— START OF Data —
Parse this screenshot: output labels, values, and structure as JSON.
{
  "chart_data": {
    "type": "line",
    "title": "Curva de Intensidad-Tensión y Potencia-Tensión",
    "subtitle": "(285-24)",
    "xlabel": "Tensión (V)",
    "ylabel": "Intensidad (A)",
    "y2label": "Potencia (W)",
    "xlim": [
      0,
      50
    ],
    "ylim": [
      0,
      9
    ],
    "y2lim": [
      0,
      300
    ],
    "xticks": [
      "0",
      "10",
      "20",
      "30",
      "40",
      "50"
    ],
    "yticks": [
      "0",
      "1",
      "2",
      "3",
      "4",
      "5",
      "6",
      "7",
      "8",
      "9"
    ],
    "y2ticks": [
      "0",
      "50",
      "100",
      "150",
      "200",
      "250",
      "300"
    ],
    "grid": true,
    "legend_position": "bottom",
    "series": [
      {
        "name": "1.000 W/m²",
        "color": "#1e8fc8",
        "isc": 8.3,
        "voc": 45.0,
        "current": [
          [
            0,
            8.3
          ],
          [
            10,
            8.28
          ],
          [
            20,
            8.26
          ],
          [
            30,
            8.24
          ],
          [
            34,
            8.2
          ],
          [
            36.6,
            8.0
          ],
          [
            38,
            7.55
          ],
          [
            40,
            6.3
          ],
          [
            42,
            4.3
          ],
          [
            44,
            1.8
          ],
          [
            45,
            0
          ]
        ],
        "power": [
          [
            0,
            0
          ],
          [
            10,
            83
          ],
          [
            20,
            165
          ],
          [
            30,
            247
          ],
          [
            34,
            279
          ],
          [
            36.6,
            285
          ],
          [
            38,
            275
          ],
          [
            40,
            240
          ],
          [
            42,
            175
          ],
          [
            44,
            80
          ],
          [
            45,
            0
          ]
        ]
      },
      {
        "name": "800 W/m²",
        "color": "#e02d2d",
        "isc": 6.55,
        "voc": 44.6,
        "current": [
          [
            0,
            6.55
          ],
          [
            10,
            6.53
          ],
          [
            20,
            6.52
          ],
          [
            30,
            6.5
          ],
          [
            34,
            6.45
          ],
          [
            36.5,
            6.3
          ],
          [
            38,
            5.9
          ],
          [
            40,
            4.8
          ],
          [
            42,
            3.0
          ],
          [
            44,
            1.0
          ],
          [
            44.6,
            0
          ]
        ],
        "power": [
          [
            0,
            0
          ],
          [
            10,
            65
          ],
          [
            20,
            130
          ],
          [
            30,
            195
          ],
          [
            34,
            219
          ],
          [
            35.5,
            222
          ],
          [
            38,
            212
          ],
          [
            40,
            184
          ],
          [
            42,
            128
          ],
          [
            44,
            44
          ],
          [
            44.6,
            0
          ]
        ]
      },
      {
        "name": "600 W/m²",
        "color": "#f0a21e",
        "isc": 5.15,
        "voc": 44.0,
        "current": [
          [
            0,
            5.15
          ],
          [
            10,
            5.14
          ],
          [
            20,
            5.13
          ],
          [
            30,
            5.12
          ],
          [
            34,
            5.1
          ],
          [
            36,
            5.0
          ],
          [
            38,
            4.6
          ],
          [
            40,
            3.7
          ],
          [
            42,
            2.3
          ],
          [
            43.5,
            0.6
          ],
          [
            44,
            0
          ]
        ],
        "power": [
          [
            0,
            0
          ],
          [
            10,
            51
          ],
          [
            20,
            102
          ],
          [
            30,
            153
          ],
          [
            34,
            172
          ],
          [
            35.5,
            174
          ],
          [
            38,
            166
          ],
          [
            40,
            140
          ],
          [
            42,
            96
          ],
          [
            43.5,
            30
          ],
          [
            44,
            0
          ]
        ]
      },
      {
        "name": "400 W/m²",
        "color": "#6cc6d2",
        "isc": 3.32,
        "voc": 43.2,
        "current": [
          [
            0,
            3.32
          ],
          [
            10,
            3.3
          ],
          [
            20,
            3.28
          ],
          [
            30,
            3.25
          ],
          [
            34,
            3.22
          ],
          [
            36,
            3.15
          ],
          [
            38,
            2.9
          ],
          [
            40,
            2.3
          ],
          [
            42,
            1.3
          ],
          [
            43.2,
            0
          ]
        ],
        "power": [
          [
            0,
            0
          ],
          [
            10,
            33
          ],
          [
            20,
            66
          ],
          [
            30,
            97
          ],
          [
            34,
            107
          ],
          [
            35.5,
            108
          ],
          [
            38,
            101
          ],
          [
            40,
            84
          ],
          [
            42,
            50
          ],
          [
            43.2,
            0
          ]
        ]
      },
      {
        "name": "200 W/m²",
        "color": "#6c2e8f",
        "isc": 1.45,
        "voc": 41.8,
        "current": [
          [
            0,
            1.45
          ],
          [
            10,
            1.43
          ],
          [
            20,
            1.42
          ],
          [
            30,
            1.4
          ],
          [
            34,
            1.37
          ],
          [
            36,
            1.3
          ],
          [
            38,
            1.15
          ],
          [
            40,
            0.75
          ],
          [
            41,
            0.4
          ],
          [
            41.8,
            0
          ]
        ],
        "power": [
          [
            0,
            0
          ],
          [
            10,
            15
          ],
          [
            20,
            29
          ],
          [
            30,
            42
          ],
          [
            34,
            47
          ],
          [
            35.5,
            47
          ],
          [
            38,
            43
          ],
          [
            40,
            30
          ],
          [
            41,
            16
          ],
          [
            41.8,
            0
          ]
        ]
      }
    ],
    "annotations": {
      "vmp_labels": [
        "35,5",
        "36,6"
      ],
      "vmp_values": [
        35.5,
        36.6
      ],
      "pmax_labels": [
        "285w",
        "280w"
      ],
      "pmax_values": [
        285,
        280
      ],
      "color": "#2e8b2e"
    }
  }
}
— END OF Data —
> [Task statement] Copy every line of the listing that includes the string "color".

> [Task answer]
        "color": "#1e8fc8",
        "color": "#e02d2d",
        "color": "#f0a21e",
        "color": "#6cc6d2",
        "color": "#6c2e8f",
      "color": "#2e8b2e"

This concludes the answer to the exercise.